(Stored items)
"""

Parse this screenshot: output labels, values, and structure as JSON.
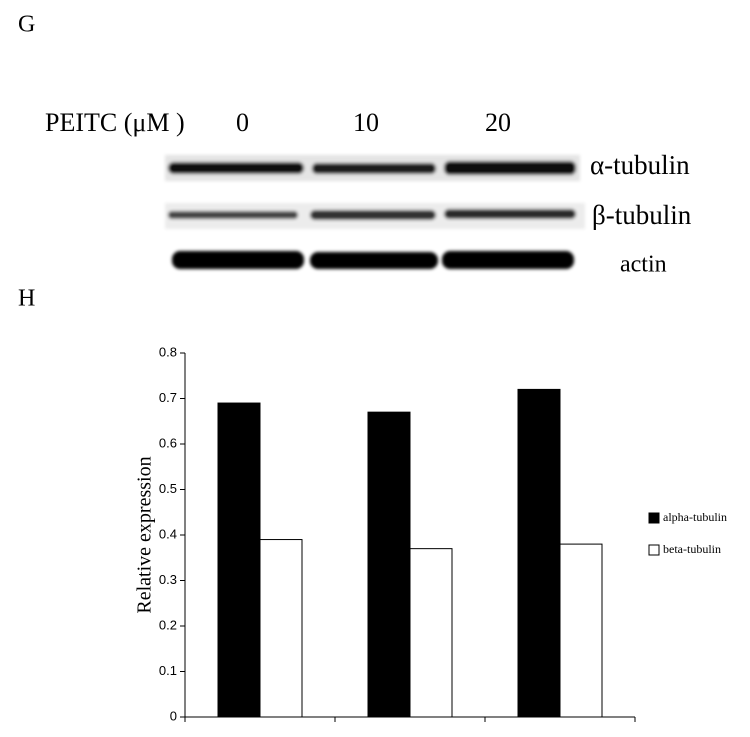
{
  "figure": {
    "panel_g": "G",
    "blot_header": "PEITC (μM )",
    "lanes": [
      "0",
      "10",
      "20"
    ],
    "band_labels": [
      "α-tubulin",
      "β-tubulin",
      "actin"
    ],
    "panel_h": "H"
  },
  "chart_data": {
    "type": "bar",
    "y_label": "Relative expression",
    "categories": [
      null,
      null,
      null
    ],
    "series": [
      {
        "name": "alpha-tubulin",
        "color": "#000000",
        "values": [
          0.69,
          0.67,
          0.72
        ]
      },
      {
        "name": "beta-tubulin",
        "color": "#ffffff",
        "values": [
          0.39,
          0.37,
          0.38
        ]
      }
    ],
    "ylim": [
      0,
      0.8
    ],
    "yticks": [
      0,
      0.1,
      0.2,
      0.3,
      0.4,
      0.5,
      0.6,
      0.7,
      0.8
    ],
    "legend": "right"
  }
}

"""

> Challenge: Reproduce each entry precisely, dropping only the pictures.

> Solution:
Parse this screenshot: output labels, values, and structure as JSON.
{
  "figure": {
    "panel_g": "G",
    "blot_header": "PEITC (μM )",
    "lanes": [
      "0",
      "10",
      "20"
    ],
    "band_labels": [
      "α-tubulin",
      "β-tubulin",
      "actin"
    ],
    "panel_h": "H"
  },
  "chart_data": {
    "type": "bar",
    "y_label": "Relative expression",
    "categories": [
      null,
      null,
      null
    ],
    "series": [
      {
        "name": "alpha-tubulin",
        "color": "#000000",
        "values": [
          0.69,
          0.67,
          0.72
        ]
      },
      {
        "name": "beta-tubulin",
        "color": "#ffffff",
        "values": [
          0.39,
          0.37,
          0.38
        ]
      }
    ],
    "ylim": [
      0,
      0.8
    ],
    "yticks": [
      0,
      0.1,
      0.2,
      0.3,
      0.4,
      0.5,
      0.6,
      0.7,
      0.8
    ],
    "legend": "right"
  }
}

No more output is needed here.